*Directives*:
[A] List every person other than Caleb Strong who is named in the text about Caleb Strong.
[B] Reproduce all of the layout dataset entries line for line, without changing a single character.
#### Text shown ####
Caleb Strong (1745-1819) assisted in drafting the Massachusetts State Constitution in 1779 and served as a state senator and on the Massachusetts Governor's Council before being elected to the inaugural United States Senate. In 1781 Strong was one of the lawyers (another was Worcester lawyer and future United States Attorney General Levi Lincoln, Sr.) who worked on a series of legal cases surrounding Quock Walker, a former slave seeking to claim his freedom. One of the cases, Commonwealth of Massachusetts v. Nathaniel Jennison, firmly established that slavery was incompatible with the new state constitution. Strong was politically active in the rebel cause during the American Revolutionary War. He played an influential role in the development of the United States Constitution at the 1788 Philadelphia Constitutional Convention. Strong narrowly missed his unforgettable place in history. He didn’t sign the historic document because his wife became ill, leaving before the Constitutional Convention ended. Strong had opposed the electoral college format in electing a President, favoring a Legislature vote.

Strong was a United States Senator during the first Senate Session where he played a leading role in the passage of the Judiciary Act of 1789, which established the federal court system.
He served as the sixth and tenth Governor of Massachusetts between 1800 and 1807, and again from 1812 until 1816. A leading member of the Massachusetts Federalist Party, his political success delayed the decline of the Federalists in Massachusetts.
#### Data for processing ####
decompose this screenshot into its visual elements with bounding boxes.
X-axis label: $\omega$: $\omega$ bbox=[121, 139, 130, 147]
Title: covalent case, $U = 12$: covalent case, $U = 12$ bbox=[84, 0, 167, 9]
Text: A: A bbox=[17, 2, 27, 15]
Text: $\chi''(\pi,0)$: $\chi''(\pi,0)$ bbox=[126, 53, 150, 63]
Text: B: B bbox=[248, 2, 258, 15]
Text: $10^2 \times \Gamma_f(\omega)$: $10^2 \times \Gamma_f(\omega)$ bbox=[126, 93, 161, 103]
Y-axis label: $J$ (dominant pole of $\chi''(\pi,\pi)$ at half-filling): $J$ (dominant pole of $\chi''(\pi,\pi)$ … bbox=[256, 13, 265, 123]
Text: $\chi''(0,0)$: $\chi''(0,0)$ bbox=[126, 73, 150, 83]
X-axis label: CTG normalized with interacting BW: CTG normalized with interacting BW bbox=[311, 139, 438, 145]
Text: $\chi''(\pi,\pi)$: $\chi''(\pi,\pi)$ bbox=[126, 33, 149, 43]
####
*Answers for this exercise*:
[A]
Levi Lincoln, Sr.
Quock Walker
Nathaniel Jennison

[B]
decompose this screenshot into its visual elements with bounding boxes.
X-axis label: $\omega$: $\omega$ bbox=[121, 139, 130, 147]
Title: covalent case, $U = 12$: covalent case, $U = 12$ bbox=[84, 0, 167, 9]
Text: A: A bbox=[17, 2, 27, 15]
Text: $\chi''(\pi,0)$: $\chi''(\pi,0)$ bbox=[126, 53, 150, 63]
Text: B: B bbox=[248, 2, 258, 15]
Text: $10^2 \times \Gamma_f(\omega)$: $10^2 \times \Gamma_f(\omega)$ bbox=[126, 93, 161, 103]
Y-axis label: $J$ (dominant pole of $\chi''(\pi,\pi)$ at half-filling): $J$ (dominant pole of $\chi''(\pi,\pi)$ … bbox=[256, 13, 265, 123]
Text: $\chi''(0,0)$: $\chi''(0,0)$ bbox=[126, 73, 150, 83]
X-axis label: CTG normalized with interacting BW: CTG normalized with interacting BW bbox=[311, 139, 438, 145]
Text: $\chi''(\pi,\pi)$: $\chi''(\pi,\pi)$ bbox=[126, 33, 149, 43]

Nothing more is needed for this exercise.